<<<<

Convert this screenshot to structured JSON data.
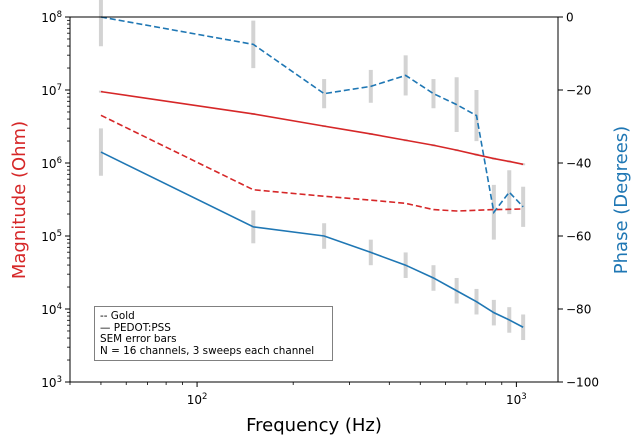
{
  "chart_data": {
    "type": "line",
    "xlabel": "Frequency (Hz)",
    "ylabel_left": "Magnitude (Ohm)",
    "ylabel_right": "Phase (Degrees)",
    "x_scale": "log",
    "y_left_scale": "log",
    "xlim": [
      40,
      1350
    ],
    "ylim_left": [
      1000,
      100000000
    ],
    "ylim_right": [
      -100,
      0
    ],
    "x_ticks": [
      100,
      1000
    ],
    "x_tick_labels": [
      "10^2",
      "10^3"
    ],
    "y_left_ticks": [
      1000,
      10000,
      100000,
      1000000,
      10000000,
      100000000
    ],
    "y_left_tick_labels": [
      "10^3",
      "10^4",
      "10^5",
      "10^6",
      "10^7",
      "10^8"
    ],
    "y_right_ticks": [
      0,
      -20,
      -40,
      -60,
      -80,
      -100
    ],
    "y_right_tick_labels": [
      "0",
      "−20",
      "−40",
      "−60",
      "−80",
      "−100"
    ],
    "grid": false,
    "legend_placement": "lower-left",
    "legend_lines": [
      "-- Gold",
      "— PEDOT:PSS",
      "SEM error bars",
      "N = 16 channels, 3 sweeps each channel"
    ],
    "colors": {
      "magnitude": "#d62728",
      "phase": "#1f77b4",
      "error_bar": "#d3d3d3"
    },
    "series": [
      {
        "axis": "left",
        "material": "PEDOT:PSS",
        "quantity": "magnitude",
        "style": "solid",
        "color": "#d62728",
        "x": [
          50,
          150,
          250,
          350,
          450,
          550,
          650,
          750,
          850,
          950,
          1050
        ],
        "values": [
          9500000,
          4700000,
          3200000,
          2500000,
          2050000,
          1750000,
          1500000,
          1300000,
          1150000,
          1050000,
          960000
        ],
        "errors": [
          300000,
          150000,
          100000,
          80000,
          70000,
          60000,
          50000,
          45000,
          40000,
          35000,
          30000
        ]
      },
      {
        "axis": "left",
        "material": "Gold",
        "quantity": "magnitude",
        "style": "dashed",
        "color": "#d62728",
        "x": [
          50,
          150,
          250,
          350,
          450,
          550,
          650,
          750,
          850,
          950,
          1050
        ],
        "values": [
          4500000,
          430000,
          350000,
          310000,
          280000,
          230000,
          220000,
          225000,
          230000,
          232000,
          235000
        ],
        "errors": [
          0,
          0,
          0,
          0,
          0,
          0,
          0,
          0,
          0,
          0,
          0
        ]
      },
      {
        "axis": "right",
        "material": "Gold",
        "quantity": "phase",
        "style": "dashed",
        "color": "#1f77b4",
        "x": [
          50,
          150,
          250,
          350,
          450,
          550,
          650,
          750,
          850,
          950,
          1050
        ],
        "values": [
          0,
          -7.5,
          -21,
          -19,
          -16,
          -21,
          -24,
          -27,
          -53.5,
          -48,
          -52
        ],
        "errors": [
          8,
          6.5,
          4,
          4.5,
          5.5,
          4,
          7.5,
          7,
          7.5,
          6,
          5.5
        ]
      },
      {
        "axis": "right",
        "material": "PEDOT:PSS",
        "quantity": "phase",
        "style": "solid",
        "color": "#1f77b4",
        "x": [
          50,
          150,
          250,
          350,
          450,
          550,
          650,
          750,
          850,
          950,
          1050
        ],
        "values": [
          -37,
          -57.5,
          -60,
          -64.5,
          -68,
          -71.5,
          -75,
          -78,
          -81,
          -83,
          -85
        ],
        "errors": [
          6.5,
          4.5,
          3.5,
          3.5,
          3.5,
          3.5,
          3.5,
          3.5,
          3.5,
          3.5,
          3.5
        ]
      }
    ]
  }
}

>>>>

Leave the images out and output the remaining material exactly as it stands.

§ SOLUTION FOR THIS PROBLEM
Convert this screenshot to structured JSON data.
{
  "chart_data": {
    "type": "line",
    "xlabel": "Frequency (Hz)",
    "ylabel_left": "Magnitude (Ohm)",
    "ylabel_right": "Phase (Degrees)",
    "x_scale": "log",
    "y_left_scale": "log",
    "xlim": [
      40,
      1350
    ],
    "ylim_left": [
      1000,
      100000000
    ],
    "ylim_right": [
      -100,
      0
    ],
    "x_ticks": [
      100,
      1000
    ],
    "x_tick_labels": [
      "10^2",
      "10^3"
    ],
    "y_left_ticks": [
      1000,
      10000,
      100000,
      1000000,
      10000000,
      100000000
    ],
    "y_left_tick_labels": [
      "10^3",
      "10^4",
      "10^5",
      "10^6",
      "10^7",
      "10^8"
    ],
    "y_right_ticks": [
      0,
      -20,
      -40,
      -60,
      -80,
      -100
    ],
    "y_right_tick_labels": [
      "0",
      "−20",
      "−40",
      "−60",
      "−80",
      "−100"
    ],
    "grid": false,
    "legend_placement": "lower-left",
    "legend_lines": [
      "-- Gold",
      "— PEDOT:PSS",
      "SEM error bars",
      "N = 16 channels, 3 sweeps each channel"
    ],
    "colors": {
      "magnitude": "#d62728",
      "phase": "#1f77b4",
      "error_bar": "#d3d3d3"
    },
    "series": [
      {
        "axis": "left",
        "material": "PEDOT:PSS",
        "quantity": "magnitude",
        "style": "solid",
        "color": "#d62728",
        "x": [
          50,
          150,
          250,
          350,
          450,
          550,
          650,
          750,
          850,
          950,
          1050
        ],
        "values": [
          9500000,
          4700000,
          3200000,
          2500000,
          2050000,
          1750000,
          1500000,
          1300000,
          1150000,
          1050000,
          960000
        ],
        "errors": [
          300000,
          150000,
          100000,
          80000,
          70000,
          60000,
          50000,
          45000,
          40000,
          35000,
          30000
        ]
      },
      {
        "axis": "left",
        "material": "Gold",
        "quantity": "magnitude",
        "style": "dashed",
        "color": "#d62728",
        "x": [
          50,
          150,
          250,
          350,
          450,
          550,
          650,
          750,
          850,
          950,
          1050
        ],
        "values": [
          4500000,
          430000,
          350000,
          310000,
          280000,
          230000,
          220000,
          225000,
          230000,
          232000,
          235000
        ],
        "errors": [
          0,
          0,
          0,
          0,
          0,
          0,
          0,
          0,
          0,
          0,
          0
        ]
      },
      {
        "axis": "right",
        "material": "Gold",
        "quantity": "phase",
        "style": "dashed",
        "color": "#1f77b4",
        "x": [
          50,
          150,
          250,
          350,
          450,
          550,
          650,
          750,
          850,
          950,
          1050
        ],
        "values": [
          0,
          -7.5,
          -21,
          -19,
          -16,
          -21,
          -24,
          -27,
          -53.5,
          -48,
          -52
        ],
        "errors": [
          8,
          6.5,
          4,
          4.5,
          5.5,
          4,
          7.5,
          7,
          7.5,
          6,
          5.5
        ]
      },
      {
        "axis": "right",
        "material": "PEDOT:PSS",
        "quantity": "phase",
        "style": "solid",
        "color": "#1f77b4",
        "x": [
          50,
          150,
          250,
          350,
          450,
          550,
          650,
          750,
          850,
          950,
          1050
        ],
        "values": [
          -37,
          -57.5,
          -60,
          -64.5,
          -68,
          -71.5,
          -75,
          -78,
          -81,
          -83,
          -85
        ],
        "errors": [
          6.5,
          4.5,
          3.5,
          3.5,
          3.5,
          3.5,
          3.5,
          3.5,
          3.5,
          3.5,
          3.5
        ]
      }
    ]
  }
}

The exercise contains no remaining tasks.